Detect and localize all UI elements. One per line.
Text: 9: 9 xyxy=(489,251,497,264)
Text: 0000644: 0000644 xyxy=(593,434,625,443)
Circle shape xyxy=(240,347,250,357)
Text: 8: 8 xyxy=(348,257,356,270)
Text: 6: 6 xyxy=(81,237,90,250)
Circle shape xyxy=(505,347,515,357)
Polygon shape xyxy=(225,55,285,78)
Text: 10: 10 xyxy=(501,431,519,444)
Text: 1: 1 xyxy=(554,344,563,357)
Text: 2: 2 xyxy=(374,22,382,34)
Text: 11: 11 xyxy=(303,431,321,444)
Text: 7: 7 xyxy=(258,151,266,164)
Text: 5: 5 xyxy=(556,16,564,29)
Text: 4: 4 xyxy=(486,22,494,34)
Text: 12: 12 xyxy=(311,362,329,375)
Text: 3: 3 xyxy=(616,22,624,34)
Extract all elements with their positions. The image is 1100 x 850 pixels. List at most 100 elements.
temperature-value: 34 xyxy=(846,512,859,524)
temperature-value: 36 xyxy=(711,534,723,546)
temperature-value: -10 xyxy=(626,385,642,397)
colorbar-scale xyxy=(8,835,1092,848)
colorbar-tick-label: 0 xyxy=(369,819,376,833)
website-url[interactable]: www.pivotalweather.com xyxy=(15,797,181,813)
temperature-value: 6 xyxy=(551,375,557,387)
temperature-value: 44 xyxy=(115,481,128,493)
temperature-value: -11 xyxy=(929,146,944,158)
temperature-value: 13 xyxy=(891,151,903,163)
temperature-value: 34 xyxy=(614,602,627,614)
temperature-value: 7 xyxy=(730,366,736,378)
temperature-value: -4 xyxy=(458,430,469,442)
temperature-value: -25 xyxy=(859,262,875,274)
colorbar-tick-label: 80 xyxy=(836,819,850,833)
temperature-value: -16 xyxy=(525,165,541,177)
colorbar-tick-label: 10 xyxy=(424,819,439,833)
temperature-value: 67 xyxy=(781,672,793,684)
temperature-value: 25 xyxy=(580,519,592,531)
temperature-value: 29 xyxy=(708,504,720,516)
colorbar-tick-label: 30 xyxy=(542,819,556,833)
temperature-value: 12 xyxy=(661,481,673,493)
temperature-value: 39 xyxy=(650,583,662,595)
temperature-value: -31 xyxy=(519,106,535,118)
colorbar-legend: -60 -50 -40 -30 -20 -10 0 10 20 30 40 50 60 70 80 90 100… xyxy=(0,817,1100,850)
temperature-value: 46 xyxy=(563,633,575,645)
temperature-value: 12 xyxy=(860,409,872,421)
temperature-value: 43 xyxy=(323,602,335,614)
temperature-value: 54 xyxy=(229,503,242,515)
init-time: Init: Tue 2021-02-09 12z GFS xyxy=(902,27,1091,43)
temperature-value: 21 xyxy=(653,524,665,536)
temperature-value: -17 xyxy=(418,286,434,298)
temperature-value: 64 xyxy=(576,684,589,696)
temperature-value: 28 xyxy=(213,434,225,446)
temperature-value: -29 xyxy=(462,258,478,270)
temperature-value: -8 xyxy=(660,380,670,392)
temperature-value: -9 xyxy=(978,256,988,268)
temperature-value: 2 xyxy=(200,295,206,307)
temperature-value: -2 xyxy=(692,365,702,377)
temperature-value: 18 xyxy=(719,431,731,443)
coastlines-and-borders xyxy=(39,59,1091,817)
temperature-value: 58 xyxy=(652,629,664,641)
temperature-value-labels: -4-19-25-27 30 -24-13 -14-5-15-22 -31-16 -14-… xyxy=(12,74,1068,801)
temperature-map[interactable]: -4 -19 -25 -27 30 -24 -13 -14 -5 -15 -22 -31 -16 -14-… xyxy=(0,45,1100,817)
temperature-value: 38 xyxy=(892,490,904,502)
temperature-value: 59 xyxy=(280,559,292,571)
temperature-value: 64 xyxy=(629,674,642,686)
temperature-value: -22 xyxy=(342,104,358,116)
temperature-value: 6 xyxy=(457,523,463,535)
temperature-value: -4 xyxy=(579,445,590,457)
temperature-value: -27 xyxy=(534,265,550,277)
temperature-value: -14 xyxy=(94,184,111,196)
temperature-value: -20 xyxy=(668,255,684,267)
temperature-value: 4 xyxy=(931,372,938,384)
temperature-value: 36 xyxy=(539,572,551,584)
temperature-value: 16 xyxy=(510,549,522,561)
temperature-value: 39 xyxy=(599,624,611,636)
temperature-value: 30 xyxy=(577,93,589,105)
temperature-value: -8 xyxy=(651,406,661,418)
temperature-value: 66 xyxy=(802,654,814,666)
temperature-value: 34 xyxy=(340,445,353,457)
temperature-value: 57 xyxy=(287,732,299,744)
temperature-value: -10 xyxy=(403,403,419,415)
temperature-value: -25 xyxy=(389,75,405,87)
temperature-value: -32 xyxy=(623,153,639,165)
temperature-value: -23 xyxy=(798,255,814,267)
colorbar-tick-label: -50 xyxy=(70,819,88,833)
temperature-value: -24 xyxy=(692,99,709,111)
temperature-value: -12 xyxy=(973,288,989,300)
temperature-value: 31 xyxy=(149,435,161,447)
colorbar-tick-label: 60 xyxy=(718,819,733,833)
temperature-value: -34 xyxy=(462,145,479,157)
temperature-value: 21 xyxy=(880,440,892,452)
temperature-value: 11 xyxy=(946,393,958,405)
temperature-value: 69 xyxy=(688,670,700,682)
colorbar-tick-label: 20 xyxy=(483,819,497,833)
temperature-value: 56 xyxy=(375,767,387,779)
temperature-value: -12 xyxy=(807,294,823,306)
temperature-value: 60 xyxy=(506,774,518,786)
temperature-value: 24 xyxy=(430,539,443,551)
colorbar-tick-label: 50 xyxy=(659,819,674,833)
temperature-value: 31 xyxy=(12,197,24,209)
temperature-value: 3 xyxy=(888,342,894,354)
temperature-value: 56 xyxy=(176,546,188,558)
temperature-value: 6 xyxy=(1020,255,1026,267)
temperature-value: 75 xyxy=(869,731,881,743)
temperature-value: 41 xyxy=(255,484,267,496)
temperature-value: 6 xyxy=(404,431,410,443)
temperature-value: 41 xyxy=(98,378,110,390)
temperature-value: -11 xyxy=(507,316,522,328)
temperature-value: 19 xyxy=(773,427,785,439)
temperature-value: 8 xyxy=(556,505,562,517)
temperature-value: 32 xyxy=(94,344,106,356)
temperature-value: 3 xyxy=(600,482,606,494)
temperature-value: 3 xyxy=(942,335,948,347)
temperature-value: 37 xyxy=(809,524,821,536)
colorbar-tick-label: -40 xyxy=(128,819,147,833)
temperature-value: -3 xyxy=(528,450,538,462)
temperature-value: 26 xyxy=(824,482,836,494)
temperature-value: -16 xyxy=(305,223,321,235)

#### [GOAL]
Copy the data above, starting at its first line and ending with the line that contains "temperature-value: 67 xyxy=(781,672,793,684)", including both of those lines and changing no characters.

#### [RESULT]
Detect and localize all UI elements. One per line.
Text: 9: 9 xyxy=(489,251,497,264)
Text: 0000644: 0000644 xyxy=(593,434,625,443)
Circle shape xyxy=(240,347,250,357)
Text: 8: 8 xyxy=(348,257,356,270)
Text: 6: 6 xyxy=(81,237,90,250)
Circle shape xyxy=(505,347,515,357)
Polygon shape xyxy=(225,55,285,78)
Text: 10: 10 xyxy=(501,431,519,444)
Text: 1: 1 xyxy=(554,344,563,357)
Text: 2: 2 xyxy=(374,22,382,34)
Text: 11: 11 xyxy=(303,431,321,444)
Text: 7: 7 xyxy=(258,151,266,164)
Text: 5: 5 xyxy=(556,16,564,29)
Text: 4: 4 xyxy=(486,22,494,34)
Text: 12: 12 xyxy=(311,362,329,375)
Text: 3: 3 xyxy=(616,22,624,34)
Extract all elements with their positions. The image is 1100 x 850 pixels. List at most 100 elements.
temperature-value: 34 xyxy=(846,512,859,524)
temperature-value: 36 xyxy=(711,534,723,546)
temperature-value: -10 xyxy=(626,385,642,397)
colorbar-scale xyxy=(8,835,1092,848)
colorbar-tick-label: 0 xyxy=(369,819,376,833)
website-url[interactable]: www.pivotalweather.com xyxy=(15,797,181,813)
temperature-value: 6 xyxy=(551,375,557,387)
temperature-value: 44 xyxy=(115,481,128,493)
temperature-value: -11 xyxy=(929,146,944,158)
temperature-value: 13 xyxy=(891,151,903,163)
temperature-value: 34 xyxy=(614,602,627,614)
temperature-value: 7 xyxy=(730,366,736,378)
temperature-value: -4 xyxy=(458,430,469,442)
temperature-value: -25 xyxy=(859,262,875,274)
colorbar-tick-label: 80 xyxy=(836,819,850,833)
temperature-value: -16 xyxy=(525,165,541,177)
colorbar-tick-label: 10 xyxy=(424,819,439,833)
temperature-value: 67 xyxy=(781,672,793,684)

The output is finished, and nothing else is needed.